Textauszug:
━━━━━━━━━━━━━━━━

# WebCrawler



## TobiK (31. Dez 2010)

Hallo,
ich weiß, dass das das Java-Forum ist, aber ich habe trotzdem ne Frage zu JavaScript. Ich bin grade dabei einen Webcrawler zu schreiben, der erstmal nur alle Links der Seite ausließt und dann zufällig einen auswählt und diese neue Seite dann ladet und da die gleiche Funktion wieder aufruft. Es klappt schon alles ganz gut, nur weiß ich nicht wie ich mit JavaScript die Funktion neu aufrufen kann, wenn der Crawler eine neue Seite geladen hat. Ich hoffe ihr versteht was ich meine und bin sehr dankbar für (gute) Antworten. 
Danke schonmal im Voraus
TobiK


----------



## XHelp (31. Dez 2010)

Warum schreibst du einen Crawler in JS? oO Wo ist der Sinn daran?


----------



## TobiK (31. Dez 2010)

Der Sinn dadran ist, dass ich grad ein 800 Seiten Javascript/Ajax Buch durch habe und mir selbst ne Aufgabe gestellt habe, die für ein späteres Projekt eventuell mal nützlich sein könnte.

━━━━━━━━━━━━━━━━

Datensätze:
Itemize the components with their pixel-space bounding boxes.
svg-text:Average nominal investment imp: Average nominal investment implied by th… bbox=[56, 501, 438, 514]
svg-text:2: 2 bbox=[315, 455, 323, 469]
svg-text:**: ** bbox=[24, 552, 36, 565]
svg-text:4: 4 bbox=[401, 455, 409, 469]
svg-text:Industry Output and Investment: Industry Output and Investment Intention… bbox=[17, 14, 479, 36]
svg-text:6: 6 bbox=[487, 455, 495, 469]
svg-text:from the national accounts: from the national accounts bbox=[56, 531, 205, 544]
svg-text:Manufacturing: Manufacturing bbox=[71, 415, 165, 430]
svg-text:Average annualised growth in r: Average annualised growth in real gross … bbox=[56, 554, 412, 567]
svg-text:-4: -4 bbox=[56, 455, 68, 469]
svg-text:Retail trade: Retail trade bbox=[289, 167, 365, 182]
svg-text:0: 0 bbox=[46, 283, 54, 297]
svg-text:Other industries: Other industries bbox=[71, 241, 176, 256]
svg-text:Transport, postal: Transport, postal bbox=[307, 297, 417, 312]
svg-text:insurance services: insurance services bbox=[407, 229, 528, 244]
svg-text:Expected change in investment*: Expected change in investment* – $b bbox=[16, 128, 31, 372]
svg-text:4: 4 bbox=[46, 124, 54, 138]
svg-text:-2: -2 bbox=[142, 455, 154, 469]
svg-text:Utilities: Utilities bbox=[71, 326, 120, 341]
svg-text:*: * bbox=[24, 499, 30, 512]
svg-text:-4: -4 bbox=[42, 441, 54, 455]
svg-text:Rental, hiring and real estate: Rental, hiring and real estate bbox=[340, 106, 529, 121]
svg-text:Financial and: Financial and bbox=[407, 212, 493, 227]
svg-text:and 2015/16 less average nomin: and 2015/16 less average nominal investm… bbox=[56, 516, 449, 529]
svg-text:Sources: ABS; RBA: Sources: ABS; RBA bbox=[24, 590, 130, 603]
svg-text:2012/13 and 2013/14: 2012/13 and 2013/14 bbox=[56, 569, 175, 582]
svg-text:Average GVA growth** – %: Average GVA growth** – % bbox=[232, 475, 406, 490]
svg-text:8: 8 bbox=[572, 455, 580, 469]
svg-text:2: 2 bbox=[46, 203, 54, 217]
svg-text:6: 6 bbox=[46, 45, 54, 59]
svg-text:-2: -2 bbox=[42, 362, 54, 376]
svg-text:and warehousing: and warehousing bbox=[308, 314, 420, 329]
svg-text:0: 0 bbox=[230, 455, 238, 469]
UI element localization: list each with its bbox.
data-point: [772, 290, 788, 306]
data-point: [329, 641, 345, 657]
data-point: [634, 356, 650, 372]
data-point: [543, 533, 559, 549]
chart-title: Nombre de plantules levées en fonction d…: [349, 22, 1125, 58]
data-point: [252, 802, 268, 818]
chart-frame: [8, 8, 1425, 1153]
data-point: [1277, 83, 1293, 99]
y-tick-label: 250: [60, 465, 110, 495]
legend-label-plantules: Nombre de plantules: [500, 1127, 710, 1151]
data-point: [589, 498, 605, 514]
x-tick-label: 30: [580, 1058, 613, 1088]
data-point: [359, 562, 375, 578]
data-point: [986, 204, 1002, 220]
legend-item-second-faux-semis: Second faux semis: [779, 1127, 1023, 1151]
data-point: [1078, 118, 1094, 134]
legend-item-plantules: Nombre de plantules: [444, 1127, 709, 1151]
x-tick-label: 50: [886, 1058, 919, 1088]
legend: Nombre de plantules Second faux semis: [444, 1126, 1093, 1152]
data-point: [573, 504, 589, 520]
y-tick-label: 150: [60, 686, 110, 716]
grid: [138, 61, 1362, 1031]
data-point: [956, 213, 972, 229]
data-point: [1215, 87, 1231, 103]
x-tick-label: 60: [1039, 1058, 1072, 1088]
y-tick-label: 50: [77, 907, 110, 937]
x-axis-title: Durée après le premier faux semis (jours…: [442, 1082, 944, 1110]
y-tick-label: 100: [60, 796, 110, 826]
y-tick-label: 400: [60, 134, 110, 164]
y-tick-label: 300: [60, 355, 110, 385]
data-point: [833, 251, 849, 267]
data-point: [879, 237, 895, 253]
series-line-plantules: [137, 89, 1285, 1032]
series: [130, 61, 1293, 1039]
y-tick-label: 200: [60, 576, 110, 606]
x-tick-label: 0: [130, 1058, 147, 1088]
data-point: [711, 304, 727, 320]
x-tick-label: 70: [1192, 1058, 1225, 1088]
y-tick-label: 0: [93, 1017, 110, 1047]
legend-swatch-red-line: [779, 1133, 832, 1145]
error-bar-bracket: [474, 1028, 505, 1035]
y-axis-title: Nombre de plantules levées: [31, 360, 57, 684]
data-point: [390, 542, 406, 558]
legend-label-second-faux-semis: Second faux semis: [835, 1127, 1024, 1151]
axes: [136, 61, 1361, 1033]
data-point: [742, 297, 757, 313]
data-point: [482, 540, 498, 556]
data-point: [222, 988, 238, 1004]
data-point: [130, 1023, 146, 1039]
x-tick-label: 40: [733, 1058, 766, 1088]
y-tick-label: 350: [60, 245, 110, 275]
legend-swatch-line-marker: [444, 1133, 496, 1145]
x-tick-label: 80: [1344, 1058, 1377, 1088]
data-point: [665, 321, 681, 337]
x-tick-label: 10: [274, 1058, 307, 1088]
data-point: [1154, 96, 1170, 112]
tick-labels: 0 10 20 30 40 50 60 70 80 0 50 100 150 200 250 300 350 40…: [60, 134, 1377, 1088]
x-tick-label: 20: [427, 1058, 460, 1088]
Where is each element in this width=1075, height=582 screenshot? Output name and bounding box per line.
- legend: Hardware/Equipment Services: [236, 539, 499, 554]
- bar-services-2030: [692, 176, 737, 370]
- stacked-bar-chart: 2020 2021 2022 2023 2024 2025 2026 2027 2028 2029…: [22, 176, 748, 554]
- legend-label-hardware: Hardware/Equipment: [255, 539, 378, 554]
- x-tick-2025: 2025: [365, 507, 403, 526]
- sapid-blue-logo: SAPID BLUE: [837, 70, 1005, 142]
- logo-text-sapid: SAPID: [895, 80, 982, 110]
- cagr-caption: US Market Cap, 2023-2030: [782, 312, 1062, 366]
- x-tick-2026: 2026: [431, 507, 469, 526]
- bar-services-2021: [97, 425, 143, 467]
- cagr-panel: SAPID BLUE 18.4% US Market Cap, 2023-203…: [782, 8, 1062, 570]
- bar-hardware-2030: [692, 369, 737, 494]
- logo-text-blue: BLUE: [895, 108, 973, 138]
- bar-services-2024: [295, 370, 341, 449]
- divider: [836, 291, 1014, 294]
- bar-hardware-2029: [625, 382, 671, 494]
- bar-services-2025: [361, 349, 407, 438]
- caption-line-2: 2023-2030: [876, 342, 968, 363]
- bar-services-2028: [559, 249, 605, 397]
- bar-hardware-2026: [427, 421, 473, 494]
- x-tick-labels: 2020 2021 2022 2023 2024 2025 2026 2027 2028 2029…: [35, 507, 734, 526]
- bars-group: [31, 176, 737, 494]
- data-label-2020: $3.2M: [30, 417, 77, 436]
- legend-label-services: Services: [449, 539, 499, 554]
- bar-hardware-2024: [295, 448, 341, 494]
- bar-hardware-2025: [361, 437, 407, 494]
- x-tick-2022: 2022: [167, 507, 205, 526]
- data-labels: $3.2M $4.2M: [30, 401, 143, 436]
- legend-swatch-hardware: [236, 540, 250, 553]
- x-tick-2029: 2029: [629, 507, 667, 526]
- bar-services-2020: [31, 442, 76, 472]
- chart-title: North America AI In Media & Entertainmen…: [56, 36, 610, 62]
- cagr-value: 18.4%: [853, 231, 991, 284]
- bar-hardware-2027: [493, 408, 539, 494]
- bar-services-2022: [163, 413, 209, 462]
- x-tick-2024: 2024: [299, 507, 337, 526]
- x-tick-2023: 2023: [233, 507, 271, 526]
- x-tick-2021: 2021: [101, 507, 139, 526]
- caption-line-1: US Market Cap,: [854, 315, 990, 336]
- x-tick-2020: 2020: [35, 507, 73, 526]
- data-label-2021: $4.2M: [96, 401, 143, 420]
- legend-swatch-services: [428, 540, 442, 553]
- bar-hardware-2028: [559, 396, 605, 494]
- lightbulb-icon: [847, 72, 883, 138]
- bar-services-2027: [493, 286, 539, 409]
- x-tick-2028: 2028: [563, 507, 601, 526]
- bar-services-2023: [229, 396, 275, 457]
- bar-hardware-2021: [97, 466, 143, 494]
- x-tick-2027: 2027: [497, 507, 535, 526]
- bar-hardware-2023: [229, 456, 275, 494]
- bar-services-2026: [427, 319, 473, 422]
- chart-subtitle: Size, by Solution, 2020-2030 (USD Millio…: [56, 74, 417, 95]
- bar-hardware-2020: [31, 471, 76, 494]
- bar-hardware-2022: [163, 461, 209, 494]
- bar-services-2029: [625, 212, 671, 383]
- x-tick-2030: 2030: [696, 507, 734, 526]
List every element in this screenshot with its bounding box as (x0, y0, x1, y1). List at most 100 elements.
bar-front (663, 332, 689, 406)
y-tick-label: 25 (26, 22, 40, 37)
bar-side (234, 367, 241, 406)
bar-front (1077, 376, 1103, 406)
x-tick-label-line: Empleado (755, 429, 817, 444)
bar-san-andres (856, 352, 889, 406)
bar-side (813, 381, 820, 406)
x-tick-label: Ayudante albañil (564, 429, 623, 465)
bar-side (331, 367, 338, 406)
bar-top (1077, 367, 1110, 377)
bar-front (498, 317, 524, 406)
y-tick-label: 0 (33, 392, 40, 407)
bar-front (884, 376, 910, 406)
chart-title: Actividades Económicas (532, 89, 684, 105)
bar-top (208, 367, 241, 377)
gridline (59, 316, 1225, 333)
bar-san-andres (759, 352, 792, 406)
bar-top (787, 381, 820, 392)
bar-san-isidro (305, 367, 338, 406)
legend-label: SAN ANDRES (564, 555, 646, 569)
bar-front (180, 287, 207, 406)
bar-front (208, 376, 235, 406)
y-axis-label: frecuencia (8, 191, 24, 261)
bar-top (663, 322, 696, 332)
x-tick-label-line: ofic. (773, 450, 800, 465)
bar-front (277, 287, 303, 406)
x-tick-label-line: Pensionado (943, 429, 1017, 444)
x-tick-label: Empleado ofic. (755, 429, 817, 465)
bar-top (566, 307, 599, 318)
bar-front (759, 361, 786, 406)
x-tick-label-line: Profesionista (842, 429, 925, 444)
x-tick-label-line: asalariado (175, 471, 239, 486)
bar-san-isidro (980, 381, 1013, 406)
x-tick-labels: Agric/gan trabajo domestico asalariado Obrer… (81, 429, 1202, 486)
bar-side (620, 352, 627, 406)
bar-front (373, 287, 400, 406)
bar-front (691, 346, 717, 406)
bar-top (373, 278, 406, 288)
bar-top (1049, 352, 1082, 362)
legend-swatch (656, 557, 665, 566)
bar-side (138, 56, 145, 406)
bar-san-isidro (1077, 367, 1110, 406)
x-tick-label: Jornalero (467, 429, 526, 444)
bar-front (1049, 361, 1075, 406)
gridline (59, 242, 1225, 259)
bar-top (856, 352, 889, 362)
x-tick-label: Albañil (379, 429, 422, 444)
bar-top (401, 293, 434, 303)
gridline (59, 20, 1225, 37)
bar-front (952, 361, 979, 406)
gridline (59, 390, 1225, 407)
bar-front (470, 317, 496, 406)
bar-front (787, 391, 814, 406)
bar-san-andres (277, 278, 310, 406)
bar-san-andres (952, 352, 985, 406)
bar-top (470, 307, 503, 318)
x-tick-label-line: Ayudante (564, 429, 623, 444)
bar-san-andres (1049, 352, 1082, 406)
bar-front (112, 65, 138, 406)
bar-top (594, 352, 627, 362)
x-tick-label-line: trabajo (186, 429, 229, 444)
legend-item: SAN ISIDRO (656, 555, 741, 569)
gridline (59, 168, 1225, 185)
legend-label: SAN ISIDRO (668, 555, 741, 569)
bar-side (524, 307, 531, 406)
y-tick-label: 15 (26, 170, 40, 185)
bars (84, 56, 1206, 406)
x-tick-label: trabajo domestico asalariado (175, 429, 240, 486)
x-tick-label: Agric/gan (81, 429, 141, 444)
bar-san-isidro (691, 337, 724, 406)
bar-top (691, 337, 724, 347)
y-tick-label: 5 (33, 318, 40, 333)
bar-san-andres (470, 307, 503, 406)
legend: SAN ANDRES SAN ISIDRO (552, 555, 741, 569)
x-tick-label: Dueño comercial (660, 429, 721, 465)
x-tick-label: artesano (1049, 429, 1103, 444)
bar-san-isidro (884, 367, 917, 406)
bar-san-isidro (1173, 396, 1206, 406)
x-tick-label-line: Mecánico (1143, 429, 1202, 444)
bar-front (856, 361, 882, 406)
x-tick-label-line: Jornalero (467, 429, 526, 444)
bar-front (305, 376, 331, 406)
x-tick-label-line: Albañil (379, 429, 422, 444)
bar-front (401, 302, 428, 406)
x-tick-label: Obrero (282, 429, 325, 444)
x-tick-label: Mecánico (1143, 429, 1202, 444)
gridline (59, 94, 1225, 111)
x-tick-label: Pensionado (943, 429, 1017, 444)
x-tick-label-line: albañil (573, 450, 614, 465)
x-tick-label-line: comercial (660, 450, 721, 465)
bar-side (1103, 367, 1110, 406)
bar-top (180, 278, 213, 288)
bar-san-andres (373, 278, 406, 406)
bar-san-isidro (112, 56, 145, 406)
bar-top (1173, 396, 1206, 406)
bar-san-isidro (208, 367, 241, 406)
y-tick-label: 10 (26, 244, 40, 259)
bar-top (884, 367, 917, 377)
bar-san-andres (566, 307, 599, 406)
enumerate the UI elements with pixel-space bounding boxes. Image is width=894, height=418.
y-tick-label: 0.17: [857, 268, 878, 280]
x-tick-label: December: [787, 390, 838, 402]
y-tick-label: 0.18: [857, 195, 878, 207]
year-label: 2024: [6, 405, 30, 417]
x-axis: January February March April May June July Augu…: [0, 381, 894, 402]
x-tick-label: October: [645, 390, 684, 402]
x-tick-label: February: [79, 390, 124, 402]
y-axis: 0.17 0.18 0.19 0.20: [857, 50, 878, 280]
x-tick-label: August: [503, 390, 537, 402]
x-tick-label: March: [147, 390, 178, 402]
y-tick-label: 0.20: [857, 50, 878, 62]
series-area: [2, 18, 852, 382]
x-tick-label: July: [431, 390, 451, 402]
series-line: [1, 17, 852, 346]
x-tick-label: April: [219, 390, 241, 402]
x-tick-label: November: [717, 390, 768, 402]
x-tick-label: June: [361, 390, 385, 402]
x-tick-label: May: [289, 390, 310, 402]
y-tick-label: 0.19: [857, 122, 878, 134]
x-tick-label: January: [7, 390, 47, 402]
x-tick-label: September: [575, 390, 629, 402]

━━━━━━━━━━━━━━━━

Liste der Aufgaben:
a – Zähle alle Arbeitsschritte auf, die der Webcrawler laut dem ersten Beitrag im Forumsthread zum Webcrawler ausführen soll.
b – Gib aus dem Forumsthread zum Webcrawler den Abschnitt wörtlich zurück, der mit den Worten "Warum schreibst du" beginnt und mit "nützlich sein könnte." endet.
Die Datensätze stammen aus einer anderen Quelle als der Forumsthread.

Antworten je Aufgabe:
a –
- alle Links der Seite auslesen
- zufällig einen Link auswählen
- die neue Seite laden
- auf der neuen Seite die gleiche Funktion wieder aufrufen

b –
Warum schreibst du einen Crawler in JS? oO Wo ist der Sinn daran?


----------



## TobiK (31. Dez 2010)

Der Sinn dadran ist, dass ich grad ein 800 Seiten Javascript/Ajax Buch durch habe und mir selbst ne Aufgabe gestellt habe, die für ein späteres Projekt eventuell mal nützlich sein könnte.